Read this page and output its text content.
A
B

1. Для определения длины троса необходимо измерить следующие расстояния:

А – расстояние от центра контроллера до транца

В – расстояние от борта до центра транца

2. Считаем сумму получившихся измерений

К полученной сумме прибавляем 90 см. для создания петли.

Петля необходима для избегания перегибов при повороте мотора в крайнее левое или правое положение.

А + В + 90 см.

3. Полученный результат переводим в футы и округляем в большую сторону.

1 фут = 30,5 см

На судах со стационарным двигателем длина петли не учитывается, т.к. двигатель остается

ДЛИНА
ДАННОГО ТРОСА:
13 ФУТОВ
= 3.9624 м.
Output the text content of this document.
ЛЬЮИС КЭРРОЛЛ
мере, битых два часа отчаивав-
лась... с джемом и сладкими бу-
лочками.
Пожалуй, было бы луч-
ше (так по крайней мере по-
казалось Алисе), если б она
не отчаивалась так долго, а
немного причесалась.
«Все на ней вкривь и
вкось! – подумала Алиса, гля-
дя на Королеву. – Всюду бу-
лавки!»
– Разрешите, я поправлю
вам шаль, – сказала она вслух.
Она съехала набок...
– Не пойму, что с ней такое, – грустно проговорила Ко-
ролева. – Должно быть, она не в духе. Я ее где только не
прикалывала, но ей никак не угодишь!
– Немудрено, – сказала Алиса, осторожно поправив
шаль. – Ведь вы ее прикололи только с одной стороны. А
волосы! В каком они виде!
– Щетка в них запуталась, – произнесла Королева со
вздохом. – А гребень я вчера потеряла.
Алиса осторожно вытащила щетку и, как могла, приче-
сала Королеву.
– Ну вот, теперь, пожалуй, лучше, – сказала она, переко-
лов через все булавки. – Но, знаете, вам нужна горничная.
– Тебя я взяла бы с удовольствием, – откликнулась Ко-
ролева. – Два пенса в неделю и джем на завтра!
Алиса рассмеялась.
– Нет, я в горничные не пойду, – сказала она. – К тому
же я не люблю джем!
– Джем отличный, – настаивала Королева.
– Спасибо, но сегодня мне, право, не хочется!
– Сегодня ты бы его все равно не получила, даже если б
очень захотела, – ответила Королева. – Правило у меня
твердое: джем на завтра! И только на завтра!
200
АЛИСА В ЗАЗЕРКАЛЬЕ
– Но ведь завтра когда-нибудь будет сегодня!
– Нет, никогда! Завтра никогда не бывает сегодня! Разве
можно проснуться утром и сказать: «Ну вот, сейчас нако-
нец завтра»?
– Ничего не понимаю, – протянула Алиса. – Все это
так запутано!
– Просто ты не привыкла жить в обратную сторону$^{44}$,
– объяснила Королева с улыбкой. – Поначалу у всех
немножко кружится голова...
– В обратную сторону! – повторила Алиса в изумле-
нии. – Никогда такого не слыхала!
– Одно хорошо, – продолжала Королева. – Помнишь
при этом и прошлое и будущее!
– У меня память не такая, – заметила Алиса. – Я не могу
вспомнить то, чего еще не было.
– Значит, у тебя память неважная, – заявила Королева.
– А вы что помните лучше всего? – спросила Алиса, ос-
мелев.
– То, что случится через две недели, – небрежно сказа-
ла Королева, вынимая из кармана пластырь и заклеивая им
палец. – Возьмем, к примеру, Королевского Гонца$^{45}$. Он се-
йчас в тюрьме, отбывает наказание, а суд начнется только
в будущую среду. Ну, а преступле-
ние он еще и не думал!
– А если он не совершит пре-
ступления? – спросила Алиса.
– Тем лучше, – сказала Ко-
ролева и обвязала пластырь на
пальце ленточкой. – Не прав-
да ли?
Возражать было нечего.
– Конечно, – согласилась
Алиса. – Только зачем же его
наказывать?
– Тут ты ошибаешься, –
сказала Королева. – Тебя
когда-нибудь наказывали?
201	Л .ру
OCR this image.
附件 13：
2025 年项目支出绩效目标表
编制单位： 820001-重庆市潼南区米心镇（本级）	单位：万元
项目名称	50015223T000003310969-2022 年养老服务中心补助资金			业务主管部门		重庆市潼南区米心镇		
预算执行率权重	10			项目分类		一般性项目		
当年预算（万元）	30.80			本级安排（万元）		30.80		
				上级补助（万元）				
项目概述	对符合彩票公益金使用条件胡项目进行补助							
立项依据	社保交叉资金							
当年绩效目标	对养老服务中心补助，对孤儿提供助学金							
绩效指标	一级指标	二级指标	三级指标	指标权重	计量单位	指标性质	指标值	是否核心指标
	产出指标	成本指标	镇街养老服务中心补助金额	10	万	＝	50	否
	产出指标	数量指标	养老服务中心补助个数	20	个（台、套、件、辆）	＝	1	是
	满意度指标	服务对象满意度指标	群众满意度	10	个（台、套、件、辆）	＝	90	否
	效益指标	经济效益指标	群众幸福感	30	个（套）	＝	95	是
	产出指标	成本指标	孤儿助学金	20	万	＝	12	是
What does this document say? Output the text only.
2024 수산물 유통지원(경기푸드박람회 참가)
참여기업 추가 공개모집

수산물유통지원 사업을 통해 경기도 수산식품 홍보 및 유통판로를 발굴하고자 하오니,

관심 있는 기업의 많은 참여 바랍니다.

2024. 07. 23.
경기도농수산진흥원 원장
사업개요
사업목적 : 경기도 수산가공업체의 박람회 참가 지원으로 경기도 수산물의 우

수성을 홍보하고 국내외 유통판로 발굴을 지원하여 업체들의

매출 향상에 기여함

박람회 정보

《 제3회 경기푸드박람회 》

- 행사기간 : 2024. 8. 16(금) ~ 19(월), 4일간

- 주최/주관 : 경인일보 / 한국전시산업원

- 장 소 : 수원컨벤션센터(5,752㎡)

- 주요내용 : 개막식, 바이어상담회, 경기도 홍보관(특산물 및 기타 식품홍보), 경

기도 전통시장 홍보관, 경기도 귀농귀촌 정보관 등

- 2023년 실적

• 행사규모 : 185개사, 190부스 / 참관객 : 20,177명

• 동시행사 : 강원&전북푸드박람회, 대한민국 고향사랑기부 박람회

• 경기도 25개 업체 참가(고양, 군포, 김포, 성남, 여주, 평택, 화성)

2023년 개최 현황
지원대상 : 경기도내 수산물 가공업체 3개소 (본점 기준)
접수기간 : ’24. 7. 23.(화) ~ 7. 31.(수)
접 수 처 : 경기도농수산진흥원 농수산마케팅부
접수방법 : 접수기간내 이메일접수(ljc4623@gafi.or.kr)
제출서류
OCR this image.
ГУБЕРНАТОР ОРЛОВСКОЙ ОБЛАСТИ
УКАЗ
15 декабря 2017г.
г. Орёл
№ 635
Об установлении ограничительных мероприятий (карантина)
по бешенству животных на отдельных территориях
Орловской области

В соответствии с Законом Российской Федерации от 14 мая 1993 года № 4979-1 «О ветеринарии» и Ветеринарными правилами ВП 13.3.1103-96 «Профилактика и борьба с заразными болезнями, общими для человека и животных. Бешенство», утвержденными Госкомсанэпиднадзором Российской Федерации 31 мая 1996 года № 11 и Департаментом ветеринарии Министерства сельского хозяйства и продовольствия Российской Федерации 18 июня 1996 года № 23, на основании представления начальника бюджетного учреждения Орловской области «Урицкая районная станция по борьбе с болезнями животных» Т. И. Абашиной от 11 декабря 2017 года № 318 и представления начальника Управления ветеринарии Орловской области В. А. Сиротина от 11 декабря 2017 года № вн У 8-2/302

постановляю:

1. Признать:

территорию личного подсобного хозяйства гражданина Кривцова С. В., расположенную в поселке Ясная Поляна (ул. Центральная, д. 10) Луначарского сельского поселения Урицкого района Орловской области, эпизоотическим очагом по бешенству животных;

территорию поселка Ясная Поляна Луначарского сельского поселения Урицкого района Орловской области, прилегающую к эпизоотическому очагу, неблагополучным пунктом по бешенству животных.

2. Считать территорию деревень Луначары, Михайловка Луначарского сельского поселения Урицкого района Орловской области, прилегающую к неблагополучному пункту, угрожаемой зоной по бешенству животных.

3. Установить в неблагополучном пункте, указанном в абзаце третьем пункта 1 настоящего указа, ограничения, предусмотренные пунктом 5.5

*The exercise*
Keep only those lines of the records that hold "если", and return them.

*Output below*
казалось Алисе), если б она
– Сегодня ты бы его все равно не получила, даже если б
– А если он не совершит пре-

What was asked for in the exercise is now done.